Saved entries
****

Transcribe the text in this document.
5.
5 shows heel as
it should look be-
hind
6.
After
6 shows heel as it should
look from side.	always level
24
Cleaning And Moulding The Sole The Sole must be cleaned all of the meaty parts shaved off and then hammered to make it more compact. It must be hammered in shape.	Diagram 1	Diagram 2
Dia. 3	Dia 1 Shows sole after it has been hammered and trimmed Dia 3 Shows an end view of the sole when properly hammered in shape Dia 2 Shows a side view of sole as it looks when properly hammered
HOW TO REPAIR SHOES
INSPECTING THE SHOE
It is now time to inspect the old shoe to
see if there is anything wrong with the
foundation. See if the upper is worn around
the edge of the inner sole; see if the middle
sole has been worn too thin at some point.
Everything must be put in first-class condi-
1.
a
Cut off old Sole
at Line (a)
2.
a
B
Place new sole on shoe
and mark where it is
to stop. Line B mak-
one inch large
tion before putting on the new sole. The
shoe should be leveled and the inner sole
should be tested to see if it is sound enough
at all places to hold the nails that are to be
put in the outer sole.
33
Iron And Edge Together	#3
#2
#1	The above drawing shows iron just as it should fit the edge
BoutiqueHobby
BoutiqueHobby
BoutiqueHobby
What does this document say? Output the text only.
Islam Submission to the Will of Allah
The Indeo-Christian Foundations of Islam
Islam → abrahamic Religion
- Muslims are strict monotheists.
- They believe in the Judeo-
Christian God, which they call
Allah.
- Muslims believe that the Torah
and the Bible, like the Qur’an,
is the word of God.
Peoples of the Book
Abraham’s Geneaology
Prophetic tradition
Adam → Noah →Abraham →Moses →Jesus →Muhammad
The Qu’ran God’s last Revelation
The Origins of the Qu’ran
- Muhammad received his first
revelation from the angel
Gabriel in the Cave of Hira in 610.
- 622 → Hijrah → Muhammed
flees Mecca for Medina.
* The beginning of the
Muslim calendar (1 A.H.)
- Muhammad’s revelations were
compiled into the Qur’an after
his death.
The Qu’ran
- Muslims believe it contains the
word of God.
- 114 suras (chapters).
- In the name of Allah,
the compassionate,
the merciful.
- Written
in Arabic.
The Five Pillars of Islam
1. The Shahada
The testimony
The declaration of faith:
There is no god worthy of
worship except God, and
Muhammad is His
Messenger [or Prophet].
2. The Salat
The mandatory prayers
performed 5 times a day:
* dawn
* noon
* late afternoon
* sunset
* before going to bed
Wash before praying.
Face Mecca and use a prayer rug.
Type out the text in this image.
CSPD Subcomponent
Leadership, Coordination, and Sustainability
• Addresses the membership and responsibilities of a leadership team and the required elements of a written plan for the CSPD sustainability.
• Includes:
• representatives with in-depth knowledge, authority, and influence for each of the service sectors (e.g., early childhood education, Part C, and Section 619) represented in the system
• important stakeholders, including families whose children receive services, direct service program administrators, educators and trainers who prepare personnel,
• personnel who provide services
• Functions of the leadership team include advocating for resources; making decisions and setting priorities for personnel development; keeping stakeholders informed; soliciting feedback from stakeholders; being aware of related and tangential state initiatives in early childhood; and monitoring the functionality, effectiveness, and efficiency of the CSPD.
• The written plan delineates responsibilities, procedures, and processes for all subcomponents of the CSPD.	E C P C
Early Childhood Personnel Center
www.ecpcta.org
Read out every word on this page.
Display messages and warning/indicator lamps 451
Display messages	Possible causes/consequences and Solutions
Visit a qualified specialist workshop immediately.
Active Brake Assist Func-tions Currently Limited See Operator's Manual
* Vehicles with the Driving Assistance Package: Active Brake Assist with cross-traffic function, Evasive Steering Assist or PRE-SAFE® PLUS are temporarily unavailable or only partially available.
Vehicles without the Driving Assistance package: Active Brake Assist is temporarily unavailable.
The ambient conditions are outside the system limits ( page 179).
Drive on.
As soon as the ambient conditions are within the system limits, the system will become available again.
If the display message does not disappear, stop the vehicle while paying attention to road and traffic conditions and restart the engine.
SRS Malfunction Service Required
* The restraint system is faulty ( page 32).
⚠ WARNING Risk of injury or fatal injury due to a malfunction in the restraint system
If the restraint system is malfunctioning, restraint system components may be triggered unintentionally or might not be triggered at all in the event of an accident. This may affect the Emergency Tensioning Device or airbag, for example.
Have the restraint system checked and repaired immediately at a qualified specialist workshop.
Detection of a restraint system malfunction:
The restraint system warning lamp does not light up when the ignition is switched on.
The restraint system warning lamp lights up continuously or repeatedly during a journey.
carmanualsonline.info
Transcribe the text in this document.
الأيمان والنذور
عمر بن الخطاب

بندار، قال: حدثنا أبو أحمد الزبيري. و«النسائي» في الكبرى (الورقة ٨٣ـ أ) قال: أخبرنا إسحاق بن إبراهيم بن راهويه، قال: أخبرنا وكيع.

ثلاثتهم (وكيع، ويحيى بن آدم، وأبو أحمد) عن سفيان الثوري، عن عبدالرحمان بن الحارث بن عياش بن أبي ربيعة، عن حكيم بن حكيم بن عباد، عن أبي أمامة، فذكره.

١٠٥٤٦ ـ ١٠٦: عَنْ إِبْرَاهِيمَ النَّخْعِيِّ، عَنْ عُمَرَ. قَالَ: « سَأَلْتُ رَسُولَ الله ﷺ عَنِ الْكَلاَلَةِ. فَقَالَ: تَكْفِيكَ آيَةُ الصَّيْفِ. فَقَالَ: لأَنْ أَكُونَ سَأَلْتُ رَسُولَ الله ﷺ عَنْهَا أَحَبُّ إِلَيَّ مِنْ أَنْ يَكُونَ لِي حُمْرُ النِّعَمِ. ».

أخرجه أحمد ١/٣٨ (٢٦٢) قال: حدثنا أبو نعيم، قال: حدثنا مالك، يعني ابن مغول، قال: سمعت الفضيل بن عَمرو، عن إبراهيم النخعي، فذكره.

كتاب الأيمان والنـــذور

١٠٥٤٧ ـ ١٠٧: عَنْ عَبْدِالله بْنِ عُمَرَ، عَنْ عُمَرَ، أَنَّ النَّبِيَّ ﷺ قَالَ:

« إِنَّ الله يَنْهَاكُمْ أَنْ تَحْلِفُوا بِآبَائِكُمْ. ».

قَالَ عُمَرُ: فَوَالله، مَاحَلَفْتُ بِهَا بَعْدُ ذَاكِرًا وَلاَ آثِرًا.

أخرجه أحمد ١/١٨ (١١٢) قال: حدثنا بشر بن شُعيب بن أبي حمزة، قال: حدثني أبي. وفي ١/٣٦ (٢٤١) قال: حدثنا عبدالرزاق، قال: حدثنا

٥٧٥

****

#### The exercise:
Retype all of the entries precisely as they are.

#### Task response:
Transcribe the text in this document.
5.
5 shows heel as
it should look be-
hind
6.
After
6 shows heel as it should
look from side.	always level
24
Cleaning And Moulding The Sole The Sole must be cleaned all of the meaty parts shaved off and then hammered to make it more compact. It must be hammered in shape.	Diagram 1	Diagram 2
Dia. 3	Dia 1 Shows sole after it has been hammered and trimmed Dia 3 Shows an end view of the sole when properly hammered in shape Dia 2 Shows a side view of sole as it looks when properly hammered
HOW TO REPAIR SHOES
INSPECTING THE SHOE
It is now time to inspect the old shoe to
see if there is anything wrong with the
foundation. See if the upper is worn around
the edge of the inner sole; see if the middle
sole has been worn too thin at some point.
Everything must be put in first-class condi-
1.
a
Cut off old Sole
at Line (a)
2.
a
B
Place new sole on shoe
and mark where it is
to stop. Line B mak-
one inch large
tion before putting on the new sole. The
shoe should be leveled and the inner sole
should be tested to see if it is sound enough
at all places to hold the nails that are to be
put in the outer sole.
33
Iron And Edge Together	#3
#2
#1	The above drawing shows iron just as it should fit the edge
BoutiqueHobby
BoutiqueHobby
BoutiqueHobby
What does this document say? Output the text only.
Islam Submission to the Will of Allah
The Indeo-Christian Foundations of Islam
Islam → abrahamic Religion
- Muslims are strict monotheists.
- They believe in the Judeo-
Christian God, which they call
Allah.
- Muslims believe that the Torah
and the Bible, like the Qur’an,
is the word of God.
Peoples of the Book
Abraham’s Geneaology
Prophetic tradition
Adam → Noah →Abraham →Moses →Jesus →Muhammad
The Qu’ran God’s last Revelation
The Origins of the Qu’ran
- Muhammad received his first
revelation from the angel
Gabriel in the Cave of Hira in 610.
- 622 → Hijrah → Muhammed
flees Mecca for Medina.
* The beginning of the
Muslim calendar (1 A.H.)
- Muhammad’s revelations were
compiled into the Qur’an after
his death.
The Qu’ran
- Muslims believe it contains the
word of God.
- 114 suras (chapters).
- In the name of Allah,
the compassionate,
the merciful.
- Written
in Arabic.
The Five Pillars of Islam
1. The Shahada
The testimony
The declaration of faith:
There is no god worthy of
worship except God, and
Muhammad is His
Messenger [or Prophet].
2. The Salat
The mandatory prayers
performed 5 times a day:
* dawn
* noon
* late afternoon
* sunset
* before going to bed
Wash before praying.
Face Mecca and use a prayer rug.
Type out the text in this image.
CSPD Subcomponent
Leadership, Coordination, and Sustainability
• Addresses the membership and responsibilities of a leadership team and the required elements of a written plan for the CSPD sustainability.
• Includes:
• representatives with in-depth knowledge, authority, and influence for each of the service sectors (e.g., early childhood education, Part C, and Section 619) represented in the system
• important stakeholders, including families whose children receive services, direct service program administrators, educators and trainers who prepare personnel,
• personnel who provide services
• Functions of the leadership team include advocating for resources; making decisions and setting priorities for personnel development; keeping stakeholders informed; soliciting feedback from stakeholders; being aware of related and tangential state initiatives in early childhood; and monitoring the functionality, effectiveness, and efficiency of the CSPD.
• The written plan delineates responsibilities, procedures, and processes for all subcomponents of the CSPD.	E C P C
Early Childhood Personnel Center
www.ecpcta.org
Read out every word on this page.
Display messages and warning/indicator lamps 451
Display messages	Possible causes/consequences and Solutions
Visit a qualified specialist workshop immediately.
Active Brake Assist Func-tions Currently Limited See Operator's Manual
* Vehicles with the Driving Assistance Package: Active Brake Assist with cross-traffic function, Evasive Steering Assist or PRE-SAFE® PLUS are temporarily unavailable or only partially available.
Vehicles without the Driving Assistance package: Active Brake Assist is temporarily unavailable.
The ambient conditions are outside the system limits ( page 179).
Drive on.
As soon as the ambient conditions are within the system limits, the system will become available again.
If the display message does not disappear, stop the vehicle while paying attention to road and traffic conditions and restart the engine.
SRS Malfunction Service Required
* The restraint system is faulty ( page 32).
⚠ WARNING Risk of injury or fatal injury due to a malfunction in the restraint system
If the restraint system is malfunctioning, restraint system components may be triggered unintentionally or might not be triggered at all in the event of an accident. This may affect the Emergency Tensioning Device or airbag, for example.
Have the restraint system checked and repaired immediately at a qualified specialist workshop.
Detection of a restraint system malfunction:
The restraint system warning lamp does not light up when the ignition is switched on.
The restraint system warning lamp lights up continuously or repeatedly during a journey.
carmanualsonline.info
Transcribe the text in this document.
الأيمان والنذور
عمر بن الخطاب

بندار، قال: حدثنا أبو أحمد الزبيري. و«النسائي» في الكبرى (الورقة ٨٣ـ أ) قال: أخبرنا إسحاق بن إبراهيم بن راهويه، قال: أخبرنا وكيع.

ثلاثتهم (وكيع، ويحيى بن آدم، وأبو أحمد) عن سفيان الثوري، عن عبدالرحمان بن الحارث بن عياش بن أبي ربيعة، عن حكيم بن حكيم بن عباد، عن أبي أمامة، فذكره.

١٠٥٤٦ ـ ١٠٦: عَنْ إِبْرَاهِيمَ النَّخْعِيِّ، عَنْ عُمَرَ. قَالَ: « سَأَلْتُ رَسُولَ الله ﷺ عَنِ الْكَلاَلَةِ. فَقَالَ: تَكْفِيكَ آيَةُ الصَّيْفِ. فَقَالَ: لأَنْ أَكُونَ سَأَلْتُ رَسُولَ الله ﷺ عَنْهَا أَحَبُّ إِلَيَّ مِنْ أَنْ يَكُونَ لِي حُمْرُ النِّعَمِ. ».

أخرجه أحمد ١/٣٨ (٢٦٢) قال: حدثنا أبو نعيم، قال: حدثنا مالك، يعني ابن مغول، قال: سمعت الفضيل بن عَمرو، عن إبراهيم النخعي، فذكره.

كتاب الأيمان والنـــذور

١٠٥٤٧ ـ ١٠٧: عَنْ عَبْدِالله بْنِ عُمَرَ، عَنْ عُمَرَ، أَنَّ النَّبِيَّ ﷺ قَالَ:

« إِنَّ الله يَنْهَاكُمْ أَنْ تَحْلِفُوا بِآبَائِكُمْ. ».

قَالَ عُمَرُ: فَوَالله، مَاحَلَفْتُ بِهَا بَعْدُ ذَاكِرًا وَلاَ آثِرًا.

أخرجه أحمد ١/١٨ (١١٢) قال: حدثنا بشر بن شُعيب بن أبي حمزة، قال: حدثني أبي. وفي ١/٣٦ (٢٤١) قال: حدثنا عبدالرزاق، قال: حدثنا

٥٧٥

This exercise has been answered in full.